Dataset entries

+ + + + +

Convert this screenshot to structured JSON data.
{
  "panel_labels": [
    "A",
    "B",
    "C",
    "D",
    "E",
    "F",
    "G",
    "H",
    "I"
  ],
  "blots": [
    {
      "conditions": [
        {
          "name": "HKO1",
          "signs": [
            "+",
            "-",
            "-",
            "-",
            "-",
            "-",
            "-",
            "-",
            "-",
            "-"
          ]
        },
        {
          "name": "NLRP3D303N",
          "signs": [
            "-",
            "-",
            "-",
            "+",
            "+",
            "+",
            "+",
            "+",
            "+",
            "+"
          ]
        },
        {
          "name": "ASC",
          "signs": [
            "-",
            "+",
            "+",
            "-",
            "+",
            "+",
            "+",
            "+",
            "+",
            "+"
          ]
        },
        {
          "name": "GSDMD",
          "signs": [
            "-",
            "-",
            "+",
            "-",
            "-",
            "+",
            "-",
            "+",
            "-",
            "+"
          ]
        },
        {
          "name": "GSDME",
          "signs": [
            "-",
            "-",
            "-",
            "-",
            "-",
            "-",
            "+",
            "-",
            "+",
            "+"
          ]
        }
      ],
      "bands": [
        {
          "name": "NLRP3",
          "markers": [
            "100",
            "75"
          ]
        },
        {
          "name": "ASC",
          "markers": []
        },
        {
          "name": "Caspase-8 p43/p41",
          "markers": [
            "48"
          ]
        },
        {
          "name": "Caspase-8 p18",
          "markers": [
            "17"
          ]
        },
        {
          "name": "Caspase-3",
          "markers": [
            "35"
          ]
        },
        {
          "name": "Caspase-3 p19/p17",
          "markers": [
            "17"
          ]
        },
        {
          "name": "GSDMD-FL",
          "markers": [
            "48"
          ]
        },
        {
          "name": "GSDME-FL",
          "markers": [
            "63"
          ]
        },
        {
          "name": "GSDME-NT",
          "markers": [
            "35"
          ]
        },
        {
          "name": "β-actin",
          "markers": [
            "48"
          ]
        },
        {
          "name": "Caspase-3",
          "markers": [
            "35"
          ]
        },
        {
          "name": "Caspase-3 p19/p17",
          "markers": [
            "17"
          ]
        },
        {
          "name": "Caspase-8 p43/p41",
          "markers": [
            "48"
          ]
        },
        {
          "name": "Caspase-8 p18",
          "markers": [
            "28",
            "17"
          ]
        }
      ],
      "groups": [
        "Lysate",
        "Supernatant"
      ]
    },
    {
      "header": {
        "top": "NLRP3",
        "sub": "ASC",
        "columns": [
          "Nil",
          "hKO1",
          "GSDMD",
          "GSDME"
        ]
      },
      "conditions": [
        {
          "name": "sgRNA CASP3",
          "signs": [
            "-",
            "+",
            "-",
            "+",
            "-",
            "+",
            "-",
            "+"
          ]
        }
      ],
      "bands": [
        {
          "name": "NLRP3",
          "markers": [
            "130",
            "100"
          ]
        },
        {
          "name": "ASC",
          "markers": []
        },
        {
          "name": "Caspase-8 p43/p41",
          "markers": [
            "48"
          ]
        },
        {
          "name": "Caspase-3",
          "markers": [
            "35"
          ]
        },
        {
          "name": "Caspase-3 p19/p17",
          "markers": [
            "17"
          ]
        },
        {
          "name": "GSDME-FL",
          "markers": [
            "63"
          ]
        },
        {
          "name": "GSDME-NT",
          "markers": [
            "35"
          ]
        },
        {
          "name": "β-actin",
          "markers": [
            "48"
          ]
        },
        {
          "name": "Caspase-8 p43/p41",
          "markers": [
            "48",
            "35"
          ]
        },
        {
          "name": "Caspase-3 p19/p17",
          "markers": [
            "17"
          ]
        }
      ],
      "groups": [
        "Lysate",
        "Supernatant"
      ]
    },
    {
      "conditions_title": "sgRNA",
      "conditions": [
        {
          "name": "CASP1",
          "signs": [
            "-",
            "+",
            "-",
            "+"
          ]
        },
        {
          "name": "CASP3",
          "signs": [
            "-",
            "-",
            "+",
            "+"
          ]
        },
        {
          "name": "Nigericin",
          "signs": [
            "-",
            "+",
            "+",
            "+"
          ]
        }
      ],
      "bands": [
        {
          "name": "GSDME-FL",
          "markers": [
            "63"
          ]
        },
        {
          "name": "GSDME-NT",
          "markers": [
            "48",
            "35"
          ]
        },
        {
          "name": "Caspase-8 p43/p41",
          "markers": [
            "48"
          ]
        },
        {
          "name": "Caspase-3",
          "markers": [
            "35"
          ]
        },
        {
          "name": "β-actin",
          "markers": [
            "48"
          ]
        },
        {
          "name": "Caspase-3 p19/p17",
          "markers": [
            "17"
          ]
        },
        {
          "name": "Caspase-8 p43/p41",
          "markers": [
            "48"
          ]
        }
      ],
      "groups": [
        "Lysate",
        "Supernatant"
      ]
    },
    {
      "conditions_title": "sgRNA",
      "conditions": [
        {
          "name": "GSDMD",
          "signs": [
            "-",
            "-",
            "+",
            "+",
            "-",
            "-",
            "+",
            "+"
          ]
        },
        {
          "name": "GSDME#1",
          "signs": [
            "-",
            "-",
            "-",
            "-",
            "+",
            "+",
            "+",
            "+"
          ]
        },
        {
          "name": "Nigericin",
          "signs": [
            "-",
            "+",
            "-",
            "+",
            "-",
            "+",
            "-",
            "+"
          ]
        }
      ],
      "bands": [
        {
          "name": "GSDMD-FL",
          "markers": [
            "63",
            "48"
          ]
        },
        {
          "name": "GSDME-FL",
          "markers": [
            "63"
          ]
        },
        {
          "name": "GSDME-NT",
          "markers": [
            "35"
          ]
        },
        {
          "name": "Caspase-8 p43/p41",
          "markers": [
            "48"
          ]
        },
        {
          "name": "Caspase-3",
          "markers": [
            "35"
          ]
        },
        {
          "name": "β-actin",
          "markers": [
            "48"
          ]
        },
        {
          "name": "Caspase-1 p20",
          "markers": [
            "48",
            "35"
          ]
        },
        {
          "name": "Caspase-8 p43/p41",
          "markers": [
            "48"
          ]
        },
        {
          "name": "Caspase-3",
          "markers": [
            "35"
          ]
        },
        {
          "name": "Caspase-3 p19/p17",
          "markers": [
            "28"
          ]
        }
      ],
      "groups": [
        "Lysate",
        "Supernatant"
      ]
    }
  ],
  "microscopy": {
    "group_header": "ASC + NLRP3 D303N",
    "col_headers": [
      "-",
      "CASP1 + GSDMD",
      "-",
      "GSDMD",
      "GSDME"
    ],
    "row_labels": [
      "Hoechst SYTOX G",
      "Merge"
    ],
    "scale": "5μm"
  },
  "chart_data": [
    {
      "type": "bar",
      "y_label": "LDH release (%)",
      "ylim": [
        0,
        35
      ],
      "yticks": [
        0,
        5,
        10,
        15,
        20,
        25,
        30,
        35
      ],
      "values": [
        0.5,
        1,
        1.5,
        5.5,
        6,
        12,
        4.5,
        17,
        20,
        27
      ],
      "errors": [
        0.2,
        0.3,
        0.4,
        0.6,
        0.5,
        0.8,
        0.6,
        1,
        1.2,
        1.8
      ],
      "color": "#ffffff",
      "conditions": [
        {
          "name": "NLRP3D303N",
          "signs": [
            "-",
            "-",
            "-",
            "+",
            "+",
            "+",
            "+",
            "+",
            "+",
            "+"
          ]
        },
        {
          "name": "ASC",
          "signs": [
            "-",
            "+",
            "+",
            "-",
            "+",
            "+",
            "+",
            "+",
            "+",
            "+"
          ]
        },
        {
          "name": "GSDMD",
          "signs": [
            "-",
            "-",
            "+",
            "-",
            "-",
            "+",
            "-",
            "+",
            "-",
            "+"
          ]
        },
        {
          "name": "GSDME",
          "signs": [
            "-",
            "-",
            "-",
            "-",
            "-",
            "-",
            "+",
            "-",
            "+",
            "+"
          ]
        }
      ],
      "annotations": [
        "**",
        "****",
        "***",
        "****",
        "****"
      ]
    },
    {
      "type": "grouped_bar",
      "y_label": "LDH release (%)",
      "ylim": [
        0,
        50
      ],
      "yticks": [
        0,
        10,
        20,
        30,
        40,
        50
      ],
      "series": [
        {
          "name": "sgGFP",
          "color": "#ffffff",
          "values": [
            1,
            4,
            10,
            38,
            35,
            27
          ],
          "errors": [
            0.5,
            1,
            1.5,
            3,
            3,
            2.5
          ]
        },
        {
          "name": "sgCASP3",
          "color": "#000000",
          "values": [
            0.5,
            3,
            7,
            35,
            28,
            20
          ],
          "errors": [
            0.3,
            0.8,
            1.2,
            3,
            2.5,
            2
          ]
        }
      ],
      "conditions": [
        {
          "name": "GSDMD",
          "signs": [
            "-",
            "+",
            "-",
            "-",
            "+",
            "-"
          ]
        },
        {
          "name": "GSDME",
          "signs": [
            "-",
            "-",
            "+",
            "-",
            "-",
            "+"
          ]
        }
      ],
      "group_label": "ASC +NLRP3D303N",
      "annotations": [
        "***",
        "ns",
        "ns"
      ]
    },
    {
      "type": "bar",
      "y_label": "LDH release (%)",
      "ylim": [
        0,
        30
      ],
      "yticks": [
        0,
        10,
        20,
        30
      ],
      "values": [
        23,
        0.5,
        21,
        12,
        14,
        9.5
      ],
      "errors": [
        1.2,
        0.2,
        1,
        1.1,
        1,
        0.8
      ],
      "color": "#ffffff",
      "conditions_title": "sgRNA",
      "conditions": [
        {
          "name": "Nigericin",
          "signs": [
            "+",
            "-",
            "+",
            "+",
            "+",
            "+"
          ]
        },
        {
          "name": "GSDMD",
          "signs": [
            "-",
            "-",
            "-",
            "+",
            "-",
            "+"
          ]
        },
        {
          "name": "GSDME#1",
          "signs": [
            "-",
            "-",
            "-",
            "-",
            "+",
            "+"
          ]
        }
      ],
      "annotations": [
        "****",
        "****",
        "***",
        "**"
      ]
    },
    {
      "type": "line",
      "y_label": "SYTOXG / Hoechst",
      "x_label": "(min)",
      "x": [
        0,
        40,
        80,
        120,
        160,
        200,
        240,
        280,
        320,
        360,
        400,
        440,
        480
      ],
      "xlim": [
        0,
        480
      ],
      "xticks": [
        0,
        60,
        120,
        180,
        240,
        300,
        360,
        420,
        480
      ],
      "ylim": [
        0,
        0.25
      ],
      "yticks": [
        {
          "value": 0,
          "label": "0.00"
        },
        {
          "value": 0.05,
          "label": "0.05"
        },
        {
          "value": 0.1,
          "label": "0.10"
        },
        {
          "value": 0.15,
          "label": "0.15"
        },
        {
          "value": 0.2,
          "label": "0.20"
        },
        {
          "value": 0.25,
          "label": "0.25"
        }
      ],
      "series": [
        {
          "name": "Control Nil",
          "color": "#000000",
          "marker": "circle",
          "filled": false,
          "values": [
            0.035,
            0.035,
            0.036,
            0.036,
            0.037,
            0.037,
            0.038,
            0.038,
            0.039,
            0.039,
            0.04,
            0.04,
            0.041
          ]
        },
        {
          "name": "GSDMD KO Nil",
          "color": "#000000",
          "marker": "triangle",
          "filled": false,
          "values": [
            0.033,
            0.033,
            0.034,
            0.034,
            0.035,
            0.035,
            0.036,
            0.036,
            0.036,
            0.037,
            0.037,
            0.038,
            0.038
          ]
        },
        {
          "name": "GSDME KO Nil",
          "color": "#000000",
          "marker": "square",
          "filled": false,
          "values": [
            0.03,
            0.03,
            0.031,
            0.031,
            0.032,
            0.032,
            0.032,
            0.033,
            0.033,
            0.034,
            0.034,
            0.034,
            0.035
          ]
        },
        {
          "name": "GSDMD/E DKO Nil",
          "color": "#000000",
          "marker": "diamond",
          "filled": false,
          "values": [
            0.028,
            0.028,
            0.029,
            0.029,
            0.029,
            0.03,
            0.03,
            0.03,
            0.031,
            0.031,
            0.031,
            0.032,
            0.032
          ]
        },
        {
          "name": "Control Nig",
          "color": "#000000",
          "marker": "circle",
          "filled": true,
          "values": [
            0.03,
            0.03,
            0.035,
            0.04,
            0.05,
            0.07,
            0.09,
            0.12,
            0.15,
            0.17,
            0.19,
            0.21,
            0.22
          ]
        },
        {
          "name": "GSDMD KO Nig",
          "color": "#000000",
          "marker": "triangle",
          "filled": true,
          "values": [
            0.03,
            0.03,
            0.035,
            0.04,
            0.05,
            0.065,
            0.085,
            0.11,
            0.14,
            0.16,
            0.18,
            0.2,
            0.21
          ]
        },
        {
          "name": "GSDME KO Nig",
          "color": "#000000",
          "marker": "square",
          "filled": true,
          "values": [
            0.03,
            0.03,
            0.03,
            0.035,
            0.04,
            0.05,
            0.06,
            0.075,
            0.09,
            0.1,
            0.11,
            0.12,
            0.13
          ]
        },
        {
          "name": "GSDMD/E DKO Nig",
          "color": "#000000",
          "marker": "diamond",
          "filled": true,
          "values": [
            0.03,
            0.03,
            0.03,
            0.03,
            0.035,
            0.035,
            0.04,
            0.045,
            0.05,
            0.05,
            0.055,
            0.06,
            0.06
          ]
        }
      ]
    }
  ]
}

+ + + + +

**Task objective:** From the listing, copy every line where the string "type" appears.

**Full response:**
      "type": "bar",
      "type": "grouped_bar",
      "type": "bar",
      "type": "line",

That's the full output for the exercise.